Records for the exercise>

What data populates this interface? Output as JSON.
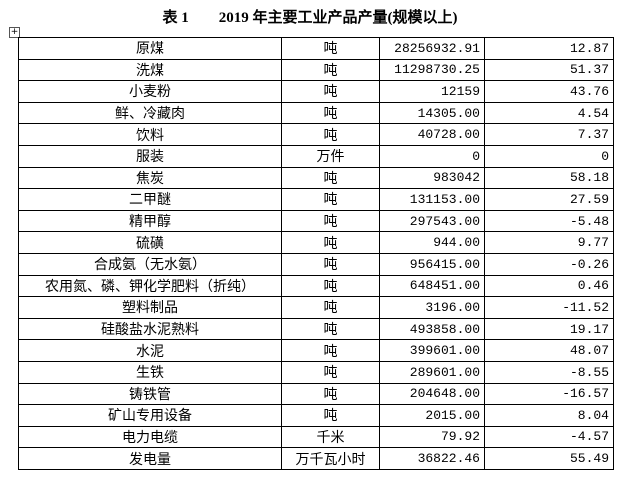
{
  "header": {
    "title": "表 1　　2019 年主要工业产品产量(规模以上)"
  },
  "table": {
    "rows": [
      [
        "原煤",
        "吨",
        "28256932.91",
        "12.87"
      ],
      [
        "洗煤",
        "吨",
        "11298730.25",
        "51.37"
      ],
      [
        "小麦粉",
        "吨",
        "12159",
        "43.76"
      ],
      [
        "鲜、冷藏肉",
        "吨",
        "14305.00",
        "4.54"
      ],
      [
        "饮料",
        "吨",
        "40728.00",
        "7.37"
      ],
      [
        "服装",
        "万件",
        "0",
        "0"
      ],
      [
        "焦炭",
        "吨",
        "983042",
        "58.18"
      ],
      [
        "二甲醚",
        "吨",
        "131153.00",
        "27.59"
      ],
      [
        "精甲醇",
        "吨",
        "297543.00",
        "-5.48"
      ],
      [
        "硫磺",
        "吨",
        "944.00",
        "9.77"
      ],
      [
        "合成氨（无水氨）",
        "吨",
        "956415.00",
        "-0.26"
      ],
      [
        "农用氮、磷、钾化学肥料（折纯）",
        "吨",
        "648451.00",
        "0.46"
      ],
      [
        "塑料制品",
        "吨",
        "3196.00",
        "-11.52"
      ],
      [
        "硅酸盐水泥熟料",
        "吨",
        "493858.00",
        "19.17"
      ],
      [
        "水泥",
        "吨",
        "399601.00",
        "48.07"
      ],
      [
        "生铁",
        "吨",
        "289601.00",
        "-8.55"
      ],
      [
        "铸铁管",
        "吨",
        "204648.00",
        "-16.57"
      ],
      [
        "矿山专用设备",
        "吨",
        "2015.00",
        "8.04"
      ],
      [
        "电力电缆",
        "千米",
        "79.92",
        "-4.57"
      ],
      [
        "发电量",
        "万千瓦小时",
        "36822.46",
        "55.49"
      ]
    ]
  }
}
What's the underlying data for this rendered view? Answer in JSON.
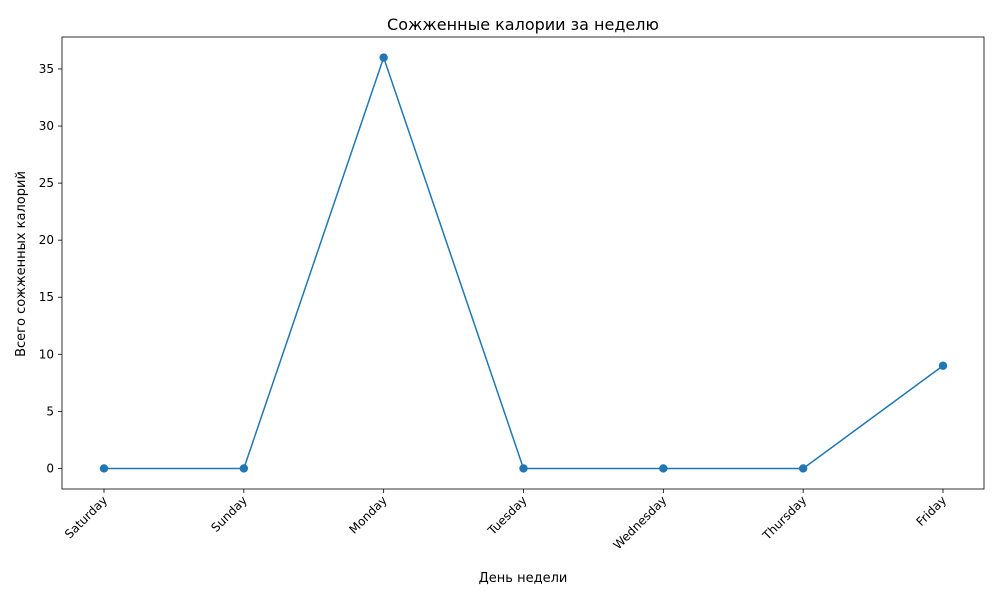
{
  "chart_data": {
    "type": "line",
    "title": "Сожженные калории за неделю",
    "xlabel": "День недели",
    "ylabel": "Всего сожженных калорий",
    "categories": [
      "Saturday",
      "Sunday",
      "Monday",
      "Tuesday",
      "Wednesday",
      "Thursday",
      "Friday"
    ],
    "series": [
      {
        "values": [
          0,
          0,
          36,
          0,
          0,
          0,
          9
        ],
        "color": "#1f77b4",
        "marker": "circle"
      }
    ],
    "ylim": [
      -1.8,
      37.8
    ],
    "yticks": [
      0,
      5,
      10,
      15,
      20,
      25,
      30,
      35
    ],
    "grid": false,
    "legend": "none"
  }
}
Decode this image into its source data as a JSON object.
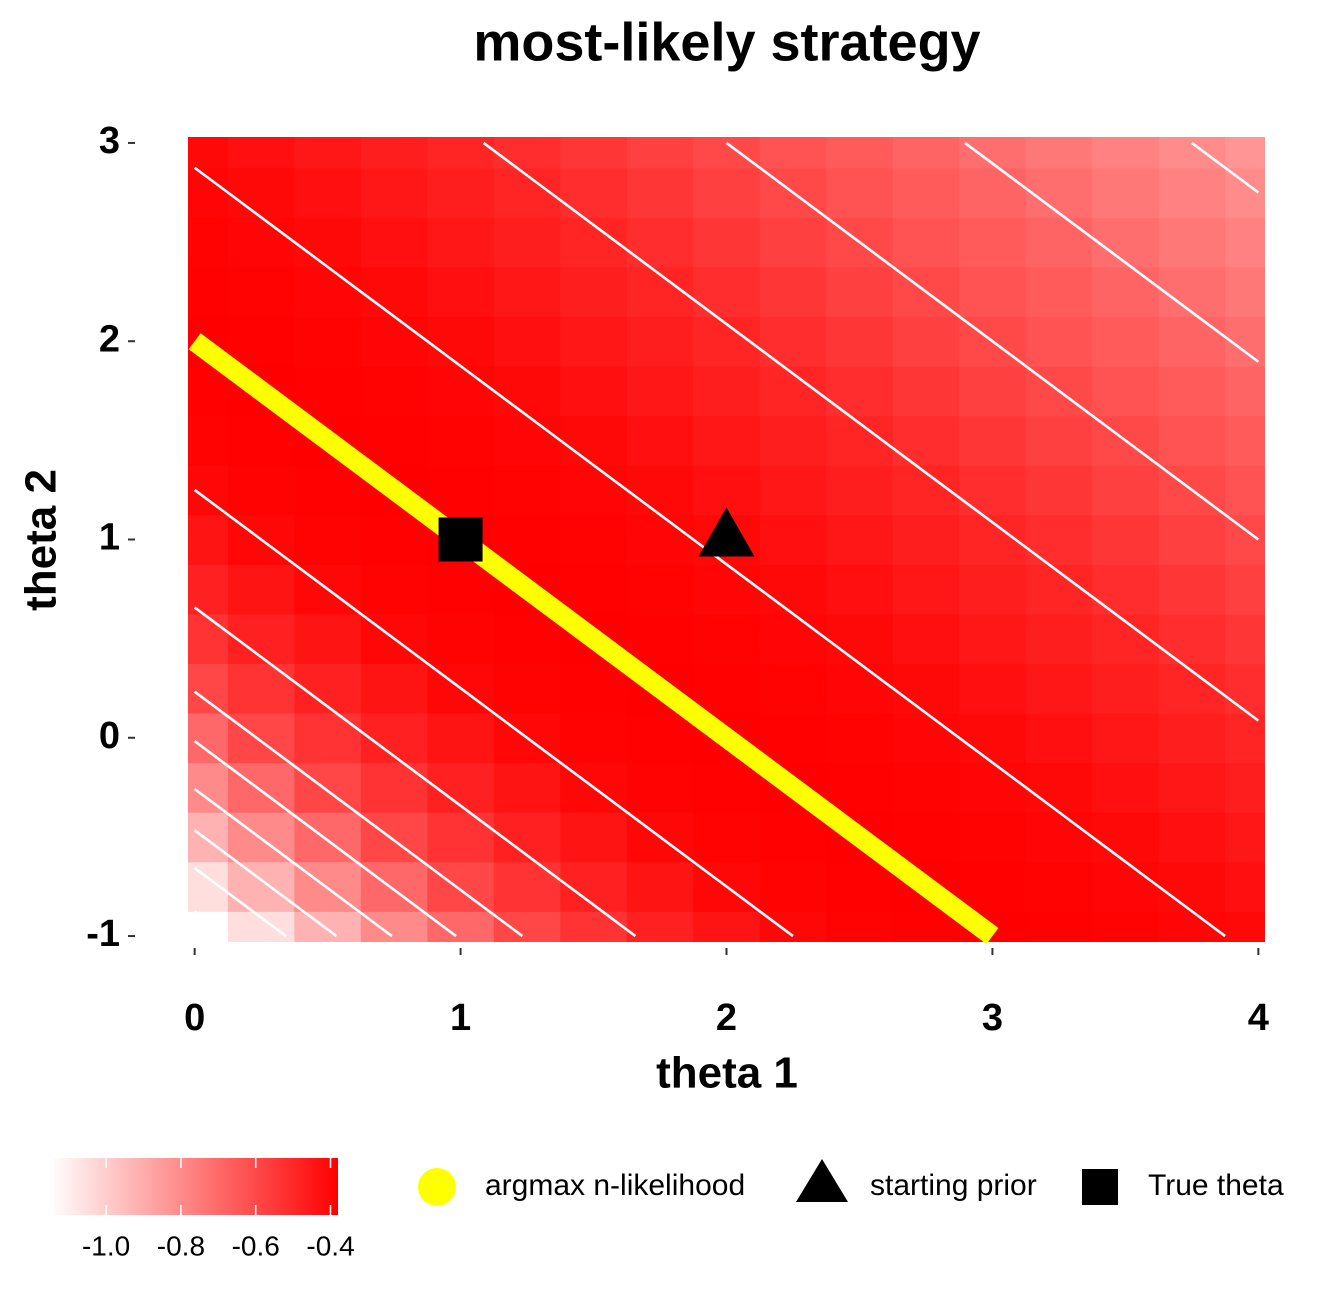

Given task> The records above must be transcribed exactly. Pictures are left out of the copy.

Answer to this exercise>
What data populates this interface? Output as JSON.
{
  "header": {
    "title": "表 1　　2019 年主要工业产品产量(规模以上)"
  },
  "table": {
    "rows": [
      [
        "原煤",
        "吨",
        "28256932.91",
        "12.87"
      ],
      [
        "洗煤",
        "吨",
        "11298730.25",
        "51.37"
      ],
      [
        "小麦粉",
        "吨",
        "12159",
        "43.76"
      ],
      [
        "鲜、冷藏肉",
        "吨",
        "14305.00",
        "4.54"
      ],
      [
        "饮料",
        "吨",
        "40728.00",
        "7.37"
      ],
      [
        "服装",
        "万件",
        "0",
        "0"
      ],
      [
        "焦炭",
        "吨",
        "983042",
        "58.18"
      ],
      [
        "二甲醚",
        "吨",
        "131153.00",
        "27.59"
      ],
      [
        "精甲醇",
        "吨",
        "297543.00",
        "-5.48"
      ],
      [
        "硫磺",
        "吨",
        "944.00",
        "9.77"
      ],
      [
        "合成氨（无水氨）",
        "吨",
        "956415.00",
        "-0.26"
      ],
      [
        "农用氮、磷、钾化学肥料（折纯）",
        "吨",
        "648451.00",
        "0.46"
      ],
      [
        "塑料制品",
        "吨",
        "3196.00",
        "-11.52"
      ],
      [
        "硅酸盐水泥熟料",
        "吨",
        "493858.00",
        "19.17"
      ],
      [
        "水泥",
        "吨",
        "399601.00",
        "48.07"
      ],
      [
        "生铁",
        "吨",
        "289601.00",
        "-8.55"
      ],
      [
        "铸铁管",
        "吨",
        "204648.00",
        "-16.57"
      ],
      [
        "矿山专用设备",
        "吨",
        "2015.00",
        "8.04"
      ],
      [
        "电力电缆",
        "千米",
        "79.92",
        "-4.57"
      ],
      [
        "发电量",
        "万千瓦小时",
        "36822.46",
        "55.49"
      ]
    ]
  }
}
What's the underlying data for this rendered view? Answer in JSON.
{
  "chart_data": {
    "type": "line",
    "title": "Сожженные калории за неделю",
    "xlabel": "День недели",
    "ylabel": "Всего сожженных калорий",
    "categories": [
      "Saturday",
      "Sunday",
      "Monday",
      "Tuesday",
      "Wednesday",
      "Thursday",
      "Friday"
    ],
    "series": [
      {
        "values": [
          0,
          0,
          36,
          0,
          0,
          0,
          9
        ],
        "color": "#1f77b4",
        "marker": "circle"
      }
    ],
    "ylim": [
      -1.8,
      37.8
    ],
    "yticks": [
      0,
      5,
      10,
      15,
      20,
      25,
      30,
      35
    ],
    "grid": false,
    "legend": "none"
  }
}
Decode this image into its source data as a JSON object.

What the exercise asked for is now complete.